Textauszug:
Neben architektonischen Hindernissen beeinträchtigte auch das Ökosystem der Pader selbst deren durchgehende Schiffbarmachung. Die Wasserstände konnten in der Mühlenpader besonders an deren Unterlauf vor Neuhaus saisonal stark schwanken. Im Winter und Herbst drohten innerorts Überschwemmungen,[10] im Sommer hingegen Wassertiefstände, welche die Bergfahrt nach Paderborn nahezu unmöglich machten. Hinzu kam das altbekannte Problem der Flussbettverlandung und die hieraus resultierende Erosion der Uferverläufe. Die mangelnde Pflege der Pader, deren Folgen von Anrainern Mitte des 19. Jahrhunderts gegenüber den Behörden als „Verwilderung“ angeprangert wurde, entwertete den Fluss als Wasserstraße vollends. Mit dem Bau des Boker-Heide-Kanals an der Lippe und dem Ausbau des Eisenbahnnetzes verloren Pader und Lippe in der zweiten Jahrhunderthälfte rasch ihre Funktion als überregionale Transportwege. Folglich würdigt das königliche „Polizei=Reglement für die große und kleine Pader“ (1866) den Fluss vor allem als „Vorfluther“ für die Neuhäuser Mühlen. Bestimmungen zur Regulierung des Frachtverkehrs oder zum Unterhalt von Treidelpfaden finden sich hingegen nicht.[11] Passend hierzu legt das staatliche Flussreglement die minimale Durchlasshöhe der Paderbrücken auf gerade einmal zwei Fuß (ca. 0,60 m) fest; eine Öffnungshöhe, die das Treideln von großen Lastkähnen in Richtung Paderborn erschwert haben dürfte.[12] Ein letztes Frachtschiff soll auf der oberen Lippe im Jahr 1876 gesehen worden sein.[13]

Zerstörung der „Nepomukbrücke“ durch das Neuhäuser Hochwasser von 1890 (Foto aus: Gregor G. Santel, „vornehm einfach – eingeschossig massiv“. Zur Baugeschichte des Hauses Scherpel in der Schloßstraße in Schloß Neuhaus, in: Die Residenz 52 (2012), S. 39-57, hier S. 41)

Schriftlicher Auftrag 1:
Beantworte zum Textauszug über die Schiffbarkeit der Pader die folgenden Fragen:
(a) In welchen Jahreszeiten drohten innerorts Überschwemmungen?
(b) Auf welche minimale Durchlasshöhe legt das staatliche Flussreglement die Paderbrücken fest?
(c) In welchem Jahr soll ein letztes Frachtschiff auf der oberen Lippe gesehen worden sein?

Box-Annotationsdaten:
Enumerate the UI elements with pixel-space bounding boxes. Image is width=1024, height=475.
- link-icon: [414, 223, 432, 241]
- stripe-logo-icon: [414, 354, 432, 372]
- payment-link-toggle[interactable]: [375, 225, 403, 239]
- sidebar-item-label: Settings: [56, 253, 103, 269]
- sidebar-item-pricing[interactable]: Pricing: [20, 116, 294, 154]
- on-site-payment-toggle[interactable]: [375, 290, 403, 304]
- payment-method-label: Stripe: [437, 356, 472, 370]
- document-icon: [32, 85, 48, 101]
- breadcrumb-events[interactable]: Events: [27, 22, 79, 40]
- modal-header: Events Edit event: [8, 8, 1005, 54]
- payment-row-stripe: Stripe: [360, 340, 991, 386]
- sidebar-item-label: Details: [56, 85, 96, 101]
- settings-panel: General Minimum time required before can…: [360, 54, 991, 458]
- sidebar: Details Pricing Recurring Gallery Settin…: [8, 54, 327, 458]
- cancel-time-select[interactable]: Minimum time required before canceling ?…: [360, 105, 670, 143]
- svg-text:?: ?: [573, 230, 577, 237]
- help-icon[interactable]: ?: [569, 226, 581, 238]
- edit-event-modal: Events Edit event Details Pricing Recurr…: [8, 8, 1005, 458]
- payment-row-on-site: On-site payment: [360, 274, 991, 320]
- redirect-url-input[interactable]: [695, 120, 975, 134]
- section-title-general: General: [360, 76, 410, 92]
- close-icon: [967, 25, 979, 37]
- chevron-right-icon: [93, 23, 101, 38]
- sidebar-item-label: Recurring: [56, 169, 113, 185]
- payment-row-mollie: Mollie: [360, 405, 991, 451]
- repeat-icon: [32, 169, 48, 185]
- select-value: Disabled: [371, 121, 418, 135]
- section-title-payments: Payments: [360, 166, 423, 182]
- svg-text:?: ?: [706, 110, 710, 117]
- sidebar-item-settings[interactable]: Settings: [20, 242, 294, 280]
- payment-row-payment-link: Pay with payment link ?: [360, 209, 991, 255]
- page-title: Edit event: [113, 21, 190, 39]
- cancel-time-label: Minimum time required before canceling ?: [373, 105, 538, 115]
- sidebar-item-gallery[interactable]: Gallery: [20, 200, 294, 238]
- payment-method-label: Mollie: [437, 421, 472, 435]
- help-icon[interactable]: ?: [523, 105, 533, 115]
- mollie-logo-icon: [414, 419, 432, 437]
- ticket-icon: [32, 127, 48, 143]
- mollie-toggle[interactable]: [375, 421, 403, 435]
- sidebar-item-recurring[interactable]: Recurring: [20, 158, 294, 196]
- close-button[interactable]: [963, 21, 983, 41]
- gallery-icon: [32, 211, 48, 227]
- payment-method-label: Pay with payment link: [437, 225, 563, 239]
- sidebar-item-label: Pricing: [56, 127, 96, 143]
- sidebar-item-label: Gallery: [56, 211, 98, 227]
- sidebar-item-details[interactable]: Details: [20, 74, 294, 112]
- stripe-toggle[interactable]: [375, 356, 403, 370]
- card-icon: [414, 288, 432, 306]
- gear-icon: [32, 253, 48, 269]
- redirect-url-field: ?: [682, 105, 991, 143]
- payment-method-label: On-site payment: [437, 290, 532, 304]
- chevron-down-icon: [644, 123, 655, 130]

==

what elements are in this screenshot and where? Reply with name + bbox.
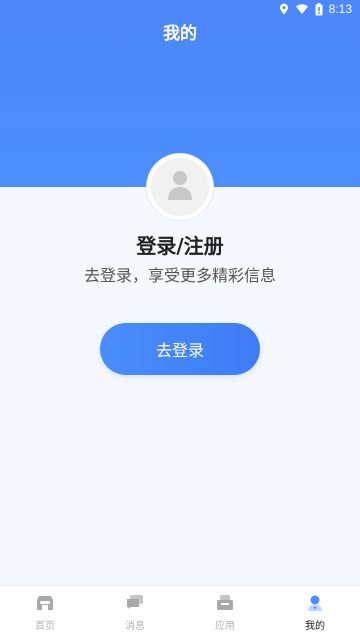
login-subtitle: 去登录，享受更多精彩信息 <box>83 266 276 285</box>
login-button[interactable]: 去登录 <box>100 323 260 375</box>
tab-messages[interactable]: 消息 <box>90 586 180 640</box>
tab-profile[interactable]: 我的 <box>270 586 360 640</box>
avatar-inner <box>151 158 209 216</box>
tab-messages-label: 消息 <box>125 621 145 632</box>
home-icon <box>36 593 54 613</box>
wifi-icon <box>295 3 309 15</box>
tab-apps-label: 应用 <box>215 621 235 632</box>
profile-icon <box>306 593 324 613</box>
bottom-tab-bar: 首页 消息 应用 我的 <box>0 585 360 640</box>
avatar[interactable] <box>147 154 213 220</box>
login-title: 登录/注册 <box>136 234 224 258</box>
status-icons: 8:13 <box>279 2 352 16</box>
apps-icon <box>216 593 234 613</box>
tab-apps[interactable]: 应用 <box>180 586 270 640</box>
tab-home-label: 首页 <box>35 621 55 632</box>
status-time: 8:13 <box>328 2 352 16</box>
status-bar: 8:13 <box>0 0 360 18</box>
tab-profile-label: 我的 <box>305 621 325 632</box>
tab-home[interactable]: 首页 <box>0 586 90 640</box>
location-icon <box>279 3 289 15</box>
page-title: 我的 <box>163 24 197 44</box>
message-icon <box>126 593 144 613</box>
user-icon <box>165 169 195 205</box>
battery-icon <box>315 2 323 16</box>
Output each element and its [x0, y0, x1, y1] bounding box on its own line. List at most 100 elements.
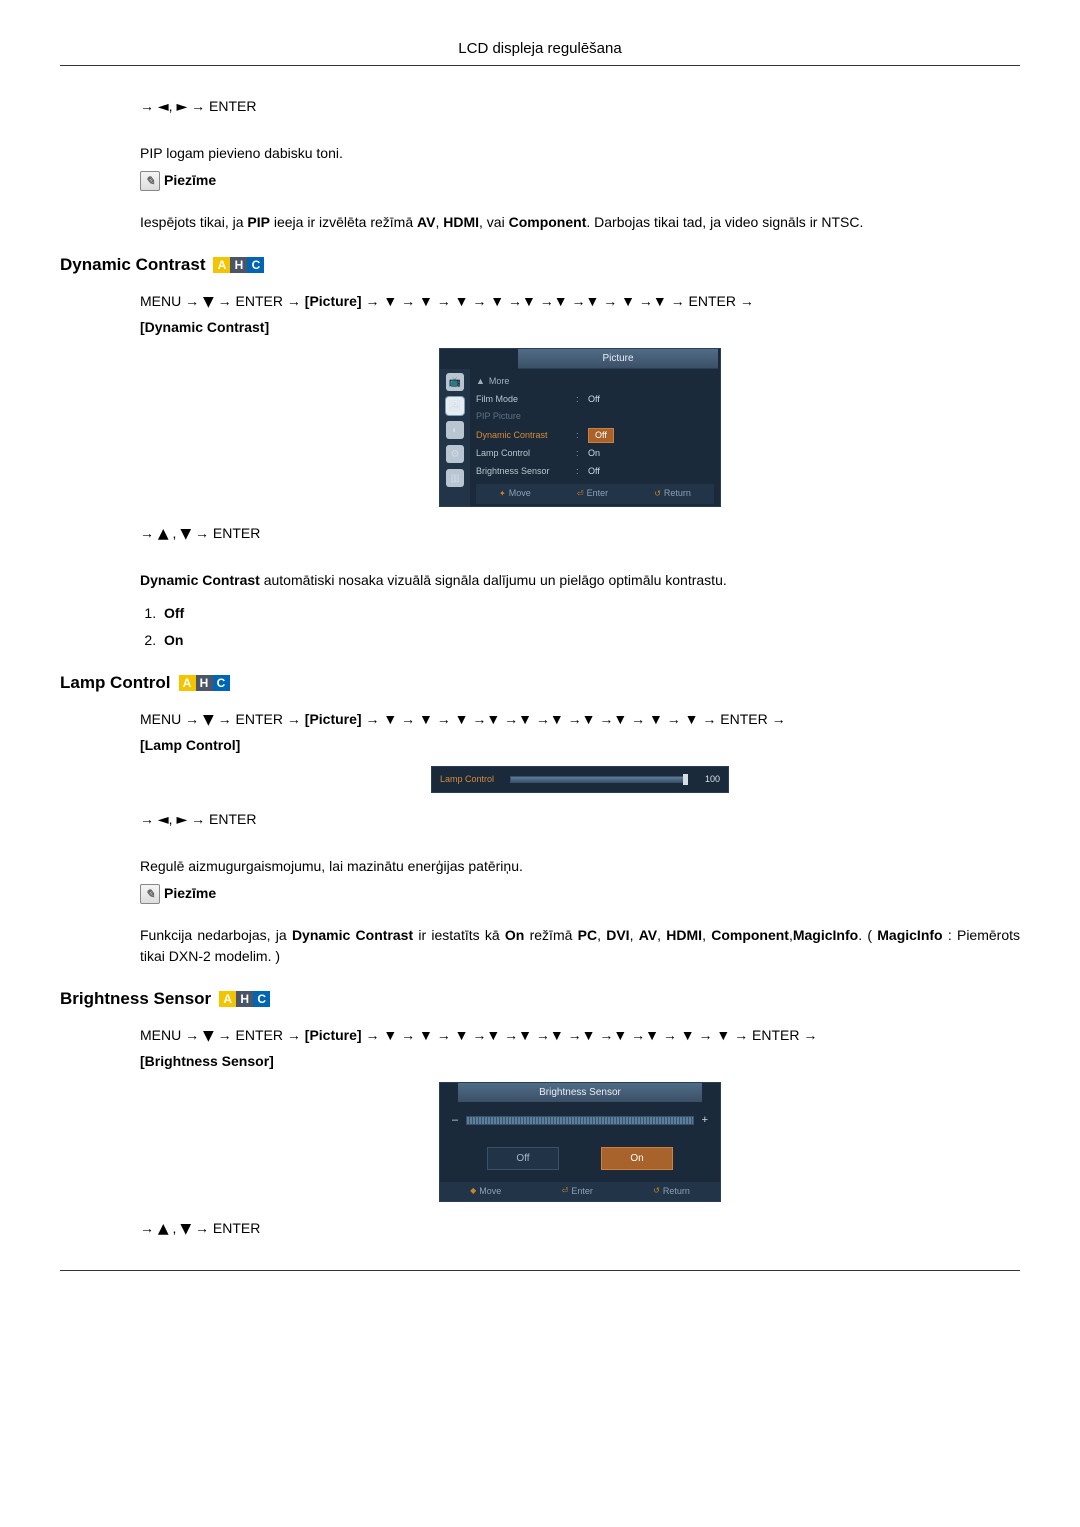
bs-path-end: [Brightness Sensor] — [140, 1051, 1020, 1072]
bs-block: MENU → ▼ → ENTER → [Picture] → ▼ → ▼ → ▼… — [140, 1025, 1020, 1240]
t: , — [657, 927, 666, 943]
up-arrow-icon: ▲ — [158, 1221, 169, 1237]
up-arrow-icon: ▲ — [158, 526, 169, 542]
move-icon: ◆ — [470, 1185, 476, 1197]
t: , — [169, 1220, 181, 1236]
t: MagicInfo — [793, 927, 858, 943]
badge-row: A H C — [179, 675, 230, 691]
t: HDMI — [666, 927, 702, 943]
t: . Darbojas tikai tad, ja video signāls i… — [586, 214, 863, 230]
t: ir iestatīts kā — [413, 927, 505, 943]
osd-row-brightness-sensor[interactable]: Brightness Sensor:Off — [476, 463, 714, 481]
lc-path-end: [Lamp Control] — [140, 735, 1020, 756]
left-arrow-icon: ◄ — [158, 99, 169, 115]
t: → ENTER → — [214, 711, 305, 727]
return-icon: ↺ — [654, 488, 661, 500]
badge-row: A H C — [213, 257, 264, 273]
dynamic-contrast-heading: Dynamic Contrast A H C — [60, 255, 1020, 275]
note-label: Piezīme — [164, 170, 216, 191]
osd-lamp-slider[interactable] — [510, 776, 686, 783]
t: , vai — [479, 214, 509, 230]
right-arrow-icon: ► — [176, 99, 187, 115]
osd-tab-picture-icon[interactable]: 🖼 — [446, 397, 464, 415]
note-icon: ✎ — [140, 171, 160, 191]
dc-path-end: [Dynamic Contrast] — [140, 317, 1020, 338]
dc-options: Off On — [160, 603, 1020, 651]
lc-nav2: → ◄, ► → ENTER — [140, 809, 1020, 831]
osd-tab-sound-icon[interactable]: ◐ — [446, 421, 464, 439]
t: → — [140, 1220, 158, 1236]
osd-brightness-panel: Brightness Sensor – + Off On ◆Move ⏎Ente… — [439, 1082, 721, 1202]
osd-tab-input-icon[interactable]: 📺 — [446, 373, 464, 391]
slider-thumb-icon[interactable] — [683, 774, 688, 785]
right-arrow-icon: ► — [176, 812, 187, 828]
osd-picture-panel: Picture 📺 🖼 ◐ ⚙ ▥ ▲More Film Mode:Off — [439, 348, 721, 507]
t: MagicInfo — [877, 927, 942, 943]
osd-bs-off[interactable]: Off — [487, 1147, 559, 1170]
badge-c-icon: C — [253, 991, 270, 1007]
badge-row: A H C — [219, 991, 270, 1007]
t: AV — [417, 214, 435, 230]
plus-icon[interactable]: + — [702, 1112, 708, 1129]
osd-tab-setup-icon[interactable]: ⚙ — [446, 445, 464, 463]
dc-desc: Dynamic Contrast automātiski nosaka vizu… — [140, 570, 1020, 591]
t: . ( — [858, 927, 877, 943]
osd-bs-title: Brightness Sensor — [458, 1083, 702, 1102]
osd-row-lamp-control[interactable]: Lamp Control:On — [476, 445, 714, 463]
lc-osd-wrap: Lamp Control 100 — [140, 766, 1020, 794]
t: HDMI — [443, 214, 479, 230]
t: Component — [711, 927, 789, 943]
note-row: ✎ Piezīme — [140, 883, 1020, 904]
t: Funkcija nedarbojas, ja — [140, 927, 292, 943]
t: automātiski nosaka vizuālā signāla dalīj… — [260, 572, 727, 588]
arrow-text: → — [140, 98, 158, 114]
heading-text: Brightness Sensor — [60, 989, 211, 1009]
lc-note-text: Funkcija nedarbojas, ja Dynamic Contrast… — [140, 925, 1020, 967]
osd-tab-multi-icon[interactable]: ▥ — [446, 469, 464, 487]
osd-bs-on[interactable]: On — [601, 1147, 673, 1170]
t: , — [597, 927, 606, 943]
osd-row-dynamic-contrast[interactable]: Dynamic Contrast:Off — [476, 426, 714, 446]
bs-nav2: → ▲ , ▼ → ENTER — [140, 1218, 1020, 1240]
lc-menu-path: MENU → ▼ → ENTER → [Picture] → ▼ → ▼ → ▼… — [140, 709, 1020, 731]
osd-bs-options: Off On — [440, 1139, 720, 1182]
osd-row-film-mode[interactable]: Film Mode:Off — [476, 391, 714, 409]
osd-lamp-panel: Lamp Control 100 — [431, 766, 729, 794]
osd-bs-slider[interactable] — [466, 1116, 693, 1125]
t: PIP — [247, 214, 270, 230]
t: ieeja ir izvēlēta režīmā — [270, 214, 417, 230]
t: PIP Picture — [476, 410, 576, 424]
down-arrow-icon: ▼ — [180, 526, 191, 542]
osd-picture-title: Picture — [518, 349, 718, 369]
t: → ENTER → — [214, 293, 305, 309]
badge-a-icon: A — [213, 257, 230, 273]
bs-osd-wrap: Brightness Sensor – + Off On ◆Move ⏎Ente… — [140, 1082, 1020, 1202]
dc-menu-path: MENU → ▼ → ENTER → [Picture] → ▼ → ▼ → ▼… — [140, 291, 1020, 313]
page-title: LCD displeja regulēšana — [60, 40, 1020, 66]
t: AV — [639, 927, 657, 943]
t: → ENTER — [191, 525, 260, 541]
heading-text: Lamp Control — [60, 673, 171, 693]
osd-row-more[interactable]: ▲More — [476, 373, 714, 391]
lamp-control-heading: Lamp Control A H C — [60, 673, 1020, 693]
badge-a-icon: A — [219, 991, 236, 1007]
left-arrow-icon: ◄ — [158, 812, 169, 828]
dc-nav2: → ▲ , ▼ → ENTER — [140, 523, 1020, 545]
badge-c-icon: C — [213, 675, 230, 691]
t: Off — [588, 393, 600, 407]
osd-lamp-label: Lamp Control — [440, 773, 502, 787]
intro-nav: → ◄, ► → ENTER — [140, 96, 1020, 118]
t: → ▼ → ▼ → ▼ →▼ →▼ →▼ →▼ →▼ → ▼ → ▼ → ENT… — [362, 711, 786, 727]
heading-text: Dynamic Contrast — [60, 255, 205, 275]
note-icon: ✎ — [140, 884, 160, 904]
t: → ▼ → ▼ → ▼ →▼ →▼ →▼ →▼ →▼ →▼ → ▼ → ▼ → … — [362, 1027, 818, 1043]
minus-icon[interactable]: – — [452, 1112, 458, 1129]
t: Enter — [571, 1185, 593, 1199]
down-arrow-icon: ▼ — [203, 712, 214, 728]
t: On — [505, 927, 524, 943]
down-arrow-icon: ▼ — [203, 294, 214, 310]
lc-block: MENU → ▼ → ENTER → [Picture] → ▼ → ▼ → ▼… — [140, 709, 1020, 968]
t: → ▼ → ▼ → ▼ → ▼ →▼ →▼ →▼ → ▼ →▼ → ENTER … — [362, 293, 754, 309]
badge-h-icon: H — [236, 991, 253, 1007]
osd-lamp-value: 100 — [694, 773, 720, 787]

==

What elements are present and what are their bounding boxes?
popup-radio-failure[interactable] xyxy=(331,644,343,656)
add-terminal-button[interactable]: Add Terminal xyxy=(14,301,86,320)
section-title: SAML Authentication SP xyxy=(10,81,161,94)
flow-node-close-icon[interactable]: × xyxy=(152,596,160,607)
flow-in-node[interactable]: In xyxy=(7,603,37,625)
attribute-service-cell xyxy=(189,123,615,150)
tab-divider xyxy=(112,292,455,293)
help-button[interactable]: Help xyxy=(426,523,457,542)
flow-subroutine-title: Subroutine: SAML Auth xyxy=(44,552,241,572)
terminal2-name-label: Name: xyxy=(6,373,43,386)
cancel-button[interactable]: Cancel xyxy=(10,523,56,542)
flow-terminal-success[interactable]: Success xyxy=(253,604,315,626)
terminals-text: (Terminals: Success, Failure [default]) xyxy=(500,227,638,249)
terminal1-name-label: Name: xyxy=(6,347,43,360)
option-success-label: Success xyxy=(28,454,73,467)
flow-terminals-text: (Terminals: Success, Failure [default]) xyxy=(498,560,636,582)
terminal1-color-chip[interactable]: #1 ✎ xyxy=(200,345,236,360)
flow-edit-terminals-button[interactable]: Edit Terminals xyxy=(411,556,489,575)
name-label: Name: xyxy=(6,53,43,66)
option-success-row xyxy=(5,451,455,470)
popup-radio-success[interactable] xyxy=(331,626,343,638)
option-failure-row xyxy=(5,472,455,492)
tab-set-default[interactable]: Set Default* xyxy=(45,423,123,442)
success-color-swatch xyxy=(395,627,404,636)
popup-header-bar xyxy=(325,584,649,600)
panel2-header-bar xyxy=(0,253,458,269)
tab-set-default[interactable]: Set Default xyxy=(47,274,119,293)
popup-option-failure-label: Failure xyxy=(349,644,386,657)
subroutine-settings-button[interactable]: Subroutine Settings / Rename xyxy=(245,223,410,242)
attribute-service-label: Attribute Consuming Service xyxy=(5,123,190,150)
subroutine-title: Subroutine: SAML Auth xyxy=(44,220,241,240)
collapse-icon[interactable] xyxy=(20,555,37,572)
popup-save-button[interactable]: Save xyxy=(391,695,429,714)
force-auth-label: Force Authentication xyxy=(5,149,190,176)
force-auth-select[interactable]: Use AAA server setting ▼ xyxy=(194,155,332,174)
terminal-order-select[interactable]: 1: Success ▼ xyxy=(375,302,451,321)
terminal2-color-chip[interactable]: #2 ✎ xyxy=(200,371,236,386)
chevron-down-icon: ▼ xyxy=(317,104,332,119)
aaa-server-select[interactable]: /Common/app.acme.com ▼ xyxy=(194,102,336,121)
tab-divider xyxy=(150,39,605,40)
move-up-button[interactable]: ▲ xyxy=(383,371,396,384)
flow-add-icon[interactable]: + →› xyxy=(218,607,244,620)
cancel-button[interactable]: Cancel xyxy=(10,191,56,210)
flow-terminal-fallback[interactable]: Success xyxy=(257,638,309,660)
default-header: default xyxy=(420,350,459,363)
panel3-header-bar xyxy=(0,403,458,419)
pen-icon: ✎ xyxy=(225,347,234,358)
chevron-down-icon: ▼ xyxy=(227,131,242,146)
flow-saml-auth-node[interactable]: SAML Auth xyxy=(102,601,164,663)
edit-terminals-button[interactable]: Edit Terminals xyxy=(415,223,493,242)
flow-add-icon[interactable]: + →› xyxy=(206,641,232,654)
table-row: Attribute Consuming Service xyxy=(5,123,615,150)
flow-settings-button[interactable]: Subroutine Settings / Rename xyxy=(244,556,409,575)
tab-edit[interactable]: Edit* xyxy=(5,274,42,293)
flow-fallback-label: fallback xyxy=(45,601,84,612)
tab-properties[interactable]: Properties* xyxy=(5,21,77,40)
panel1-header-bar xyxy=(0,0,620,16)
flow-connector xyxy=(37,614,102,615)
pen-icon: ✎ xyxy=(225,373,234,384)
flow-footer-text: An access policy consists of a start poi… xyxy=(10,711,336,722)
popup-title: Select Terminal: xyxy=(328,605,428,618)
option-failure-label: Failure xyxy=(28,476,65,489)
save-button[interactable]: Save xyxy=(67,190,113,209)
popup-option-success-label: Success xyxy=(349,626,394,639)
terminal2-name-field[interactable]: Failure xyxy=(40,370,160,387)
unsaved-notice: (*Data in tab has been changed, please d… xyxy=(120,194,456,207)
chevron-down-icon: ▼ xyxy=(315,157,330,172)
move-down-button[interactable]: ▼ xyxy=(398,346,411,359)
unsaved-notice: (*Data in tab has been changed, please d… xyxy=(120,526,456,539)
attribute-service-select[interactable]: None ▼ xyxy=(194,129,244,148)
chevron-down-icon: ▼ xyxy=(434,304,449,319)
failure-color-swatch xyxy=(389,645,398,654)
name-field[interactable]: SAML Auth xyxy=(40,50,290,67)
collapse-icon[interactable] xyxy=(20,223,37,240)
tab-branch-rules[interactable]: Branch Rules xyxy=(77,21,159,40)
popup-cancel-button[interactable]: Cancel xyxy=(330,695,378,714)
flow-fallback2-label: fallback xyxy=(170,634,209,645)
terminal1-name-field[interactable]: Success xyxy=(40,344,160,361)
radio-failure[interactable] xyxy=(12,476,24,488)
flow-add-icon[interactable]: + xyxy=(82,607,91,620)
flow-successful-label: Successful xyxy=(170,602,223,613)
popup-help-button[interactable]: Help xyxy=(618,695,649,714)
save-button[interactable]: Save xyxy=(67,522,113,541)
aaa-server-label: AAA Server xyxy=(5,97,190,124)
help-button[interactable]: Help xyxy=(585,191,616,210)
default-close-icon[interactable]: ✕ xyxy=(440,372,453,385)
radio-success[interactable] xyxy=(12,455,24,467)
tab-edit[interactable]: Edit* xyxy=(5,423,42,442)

Schriftlicher Auftrag 2: Benenne in der Auflistung „Add Terminal“ in „Neues Terminal“ um, und zwar von der Zeile mit „What elements are present“ bis zur Zeile mit „flow-in-node[interactable]: In xyxy=(7,603,37,625)“. Gib nur diese Zeilen wieder und lass alles andere unverändert.

Endergebnis 1:
(a) Im Winter und Herbst.
(b) Auf zwei Fuß (ca. 0,60 m).
(c) Im Jahr 1876.

Endergebnis 2:
What elements are present and what are their bounding boxes?
popup-radio-failure[interactable] xyxy=(331,644,343,656)
add-terminal-button[interactable]: Neues Terminal xyxy=(14,301,86,320)
section-title: SAML Authentication SP xyxy=(10,81,161,94)
flow-node-close-icon[interactable]: × xyxy=(152,596,160,607)
flow-in-node[interactable]: In xyxy=(7,603,37,625)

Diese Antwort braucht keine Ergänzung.